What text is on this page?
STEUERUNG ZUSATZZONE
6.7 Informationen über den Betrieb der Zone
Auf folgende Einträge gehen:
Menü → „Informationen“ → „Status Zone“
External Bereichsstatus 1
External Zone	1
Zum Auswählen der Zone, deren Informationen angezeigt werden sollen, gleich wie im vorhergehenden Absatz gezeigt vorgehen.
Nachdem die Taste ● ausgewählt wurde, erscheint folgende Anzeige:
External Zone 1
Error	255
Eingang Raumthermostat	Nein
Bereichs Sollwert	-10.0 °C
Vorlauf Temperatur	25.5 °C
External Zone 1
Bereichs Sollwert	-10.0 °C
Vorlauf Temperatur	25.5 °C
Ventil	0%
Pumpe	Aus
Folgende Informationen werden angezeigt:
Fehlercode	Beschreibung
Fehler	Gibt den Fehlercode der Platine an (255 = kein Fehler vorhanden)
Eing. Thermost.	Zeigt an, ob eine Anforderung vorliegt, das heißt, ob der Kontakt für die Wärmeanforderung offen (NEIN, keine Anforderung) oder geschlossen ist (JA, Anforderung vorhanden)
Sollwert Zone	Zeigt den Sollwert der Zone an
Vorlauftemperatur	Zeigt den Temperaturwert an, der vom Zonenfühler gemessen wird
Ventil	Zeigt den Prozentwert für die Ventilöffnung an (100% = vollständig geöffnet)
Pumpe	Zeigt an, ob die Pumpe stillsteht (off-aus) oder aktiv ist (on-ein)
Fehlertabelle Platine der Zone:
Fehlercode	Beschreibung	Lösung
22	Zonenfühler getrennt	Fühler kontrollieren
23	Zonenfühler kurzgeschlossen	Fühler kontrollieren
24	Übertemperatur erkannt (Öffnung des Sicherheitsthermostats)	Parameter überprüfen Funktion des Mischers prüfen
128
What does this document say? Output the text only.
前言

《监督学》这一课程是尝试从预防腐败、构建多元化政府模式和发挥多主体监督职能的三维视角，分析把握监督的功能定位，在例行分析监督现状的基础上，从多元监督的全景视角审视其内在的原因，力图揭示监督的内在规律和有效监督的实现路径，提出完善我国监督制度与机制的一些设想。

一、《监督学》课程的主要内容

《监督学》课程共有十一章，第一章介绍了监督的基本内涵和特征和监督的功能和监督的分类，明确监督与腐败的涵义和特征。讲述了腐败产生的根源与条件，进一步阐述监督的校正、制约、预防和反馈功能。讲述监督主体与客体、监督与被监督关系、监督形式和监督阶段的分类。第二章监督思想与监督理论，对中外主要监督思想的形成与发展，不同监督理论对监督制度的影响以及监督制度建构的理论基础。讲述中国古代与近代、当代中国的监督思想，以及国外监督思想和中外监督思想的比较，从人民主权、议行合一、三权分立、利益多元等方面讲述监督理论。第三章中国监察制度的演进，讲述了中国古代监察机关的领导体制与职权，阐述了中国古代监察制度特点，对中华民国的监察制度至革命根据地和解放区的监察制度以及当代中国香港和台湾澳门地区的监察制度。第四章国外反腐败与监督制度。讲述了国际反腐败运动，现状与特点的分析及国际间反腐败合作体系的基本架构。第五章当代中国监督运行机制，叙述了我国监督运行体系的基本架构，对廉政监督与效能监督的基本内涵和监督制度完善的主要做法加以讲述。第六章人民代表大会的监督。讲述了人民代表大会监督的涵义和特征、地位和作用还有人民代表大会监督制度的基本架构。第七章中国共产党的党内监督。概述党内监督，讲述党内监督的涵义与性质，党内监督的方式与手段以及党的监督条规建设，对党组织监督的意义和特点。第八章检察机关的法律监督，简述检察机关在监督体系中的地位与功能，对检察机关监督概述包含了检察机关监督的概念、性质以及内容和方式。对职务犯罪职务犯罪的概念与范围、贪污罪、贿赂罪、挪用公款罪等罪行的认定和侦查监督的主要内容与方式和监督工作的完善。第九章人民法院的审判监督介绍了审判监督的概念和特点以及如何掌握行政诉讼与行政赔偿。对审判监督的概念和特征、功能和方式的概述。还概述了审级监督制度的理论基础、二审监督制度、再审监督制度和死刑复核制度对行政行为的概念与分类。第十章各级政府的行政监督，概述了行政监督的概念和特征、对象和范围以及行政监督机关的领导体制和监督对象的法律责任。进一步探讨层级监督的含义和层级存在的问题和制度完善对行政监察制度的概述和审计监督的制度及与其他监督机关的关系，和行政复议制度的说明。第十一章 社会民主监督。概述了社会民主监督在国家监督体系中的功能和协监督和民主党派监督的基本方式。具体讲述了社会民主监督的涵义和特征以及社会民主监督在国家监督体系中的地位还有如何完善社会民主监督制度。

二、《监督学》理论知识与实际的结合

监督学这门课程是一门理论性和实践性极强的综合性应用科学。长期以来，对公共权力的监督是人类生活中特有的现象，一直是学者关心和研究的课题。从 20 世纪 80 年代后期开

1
== == ==
● **TASK DETAILS**
Repeat, character for character, the lines from the one that holds "What does this" to the final line of the material, inclusive, and no other lines.

● **RESPONSE FOR THIS EXERCISE**
What does this document say? Output the text only.
前言

《监督学》这一课程是尝试从预防腐败、构建多元化政府模式和发挥多主体监督职能的三维视角，分析把握监督的功能定位，在例行分析监督现状的基础上，从多元监督的全景视角审视其内在的原因，力图揭示监督的内在规律和有效监督的实现路径，提出完善我国监督制度与机制的一些设想。

一、《监督学》课程的主要内容

《监督学》课程共有十一章，第一章介绍了监督的基本内涵和特征和监督的功能和监督的分类，明确监督与腐败的涵义和特征。讲述了腐败产生的根源与条件，进一步阐述监督的校正、制约、预防和反馈功能。讲述监督主体与客体、监督与被监督关系、监督形式和监督阶段的分类。第二章监督思想与监督理论，对中外主要监督思想的形成与发展，不同监督理论对监督制度的影响以及监督制度建构的理论基础。讲述中国古代与近代、当代中国的监督思想，以及国外监督思想和中外监督思想的比较，从人民主权、议行合一、三权分立、利益多元等方面讲述监督理论。第三章中国监察制度的演进，讲述了中国古代监察机关的领导体制与职权，阐述了中国古代监察制度特点，对中华民国的监察制度至革命根据地和解放区的监察制度以及当代中国香港和台湾澳门地区的监察制度。第四章国外反腐败与监督制度。讲述了国际反腐败运动，现状与特点的分析及国际间反腐败合作体系的基本架构。第五章当代中国监督运行机制，叙述了我国监督运行体系的基本架构，对廉政监督与效能监督的基本内涵和监督制度完善的主要做法加以讲述。第六章人民代表大会的监督。讲述了人民代表大会监督的涵义和特征、地位和作用还有人民代表大会监督制度的基本架构。第七章中国共产党的党内监督。概述党内监督，讲述党内监督的涵义与性质，党内监督的方式与手段以及党的监督条规建设，对党组织监督的意义和特点。第八章检察机关的法律监督，简述检察机关在监督体系中的地位与功能，对检察机关监督概述包含了检察机关监督的概念、性质以及内容和方式。对职务犯罪职务犯罪的概念与范围、贪污罪、贿赂罪、挪用公款罪等罪行的认定和侦查监督的主要内容与方式和监督工作的完善。第九章人民法院的审判监督介绍了审判监督的概念和特点以及如何掌握行政诉讼与行政赔偿。对审判监督的概念和特征、功能和方式的概述。还概述了审级监督制度的理论基础、二审监督制度、再审监督制度和死刑复核制度对行政行为的概念与分类。第十章各级政府的行政监督，概述了行政监督的概念和特征、对象和范围以及行政监督机关的领导体制和监督对象的法律责任。进一步探讨层级监督的含义和层级存在的问题和制度完善对行政监察制度的概述和审计监督的制度及与其他监督机关的关系，和行政复议制度的说明。第十一章 社会民主监督。概述了社会民主监督在国家监督体系中的功能和协监督和民主党派监督的基本方式。具体讲述了社会民主监督的涵义和特征以及社会民主监督在国家监督体系中的地位还有如何完善社会民主监督制度。

二、《监督学》理论知识与实际的结合

监督学这门课程是一门理论性和实践性极强的综合性应用科学。长期以来，对公共权力的监督是人类生活中特有的现象，一直是学者关心和研究的课题。从 20 世纪 80 年代后期开

1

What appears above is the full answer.